> **Work to complete**: Every entry must be given again exactly.
>> start Records shown
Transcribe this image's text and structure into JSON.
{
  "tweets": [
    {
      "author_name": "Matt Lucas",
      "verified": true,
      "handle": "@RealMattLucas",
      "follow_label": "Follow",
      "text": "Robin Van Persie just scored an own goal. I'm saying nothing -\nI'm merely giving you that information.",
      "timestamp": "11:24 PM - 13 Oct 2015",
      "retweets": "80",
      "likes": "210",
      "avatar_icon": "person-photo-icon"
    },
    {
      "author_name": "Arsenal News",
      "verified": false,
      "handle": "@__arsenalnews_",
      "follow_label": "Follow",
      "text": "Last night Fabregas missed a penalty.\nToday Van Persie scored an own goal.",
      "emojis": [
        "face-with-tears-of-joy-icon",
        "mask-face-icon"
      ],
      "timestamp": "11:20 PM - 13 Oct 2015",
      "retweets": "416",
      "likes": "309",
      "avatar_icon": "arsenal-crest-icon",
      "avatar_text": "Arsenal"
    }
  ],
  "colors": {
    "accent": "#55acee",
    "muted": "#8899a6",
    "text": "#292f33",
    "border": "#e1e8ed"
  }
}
>> end Records shown
> **Result of the exercise**:
Transcribe this image's text and structure into JSON.
{
  "tweets": [
    {
      "author_name": "Matt Lucas",
      "verified": true,
      "handle": "@RealMattLucas",
      "follow_label": "Follow",
      "text": "Robin Van Persie just scored an own goal. I'm saying nothing -\nI'm merely giving you that information.",
      "timestamp": "11:24 PM - 13 Oct 2015",
      "retweets": "80",
      "likes": "210",
      "avatar_icon": "person-photo-icon"
    },
    {
      "author_name": "Arsenal News",
      "verified": false,
      "handle": "@__arsenalnews_",
      "follow_label": "Follow",
      "text": "Last night Fabregas missed a penalty.\nToday Van Persie scored an own goal.",
      "emojis": [
        "face-with-tears-of-joy-icon",
        "mask-face-icon"
      ],
      "timestamp": "11:20 PM - 13 Oct 2015",
      "retweets": "416",
      "likes": "309",
      "avatar_icon": "arsenal-crest-icon",
      "avatar_text": "Arsenal"
    }
  ],
  "colors": {
    "accent": "#55acee",
    "muted": "#8899a6",
    "text": "#292f33",
    "border": "#e1e8ed"
  }
}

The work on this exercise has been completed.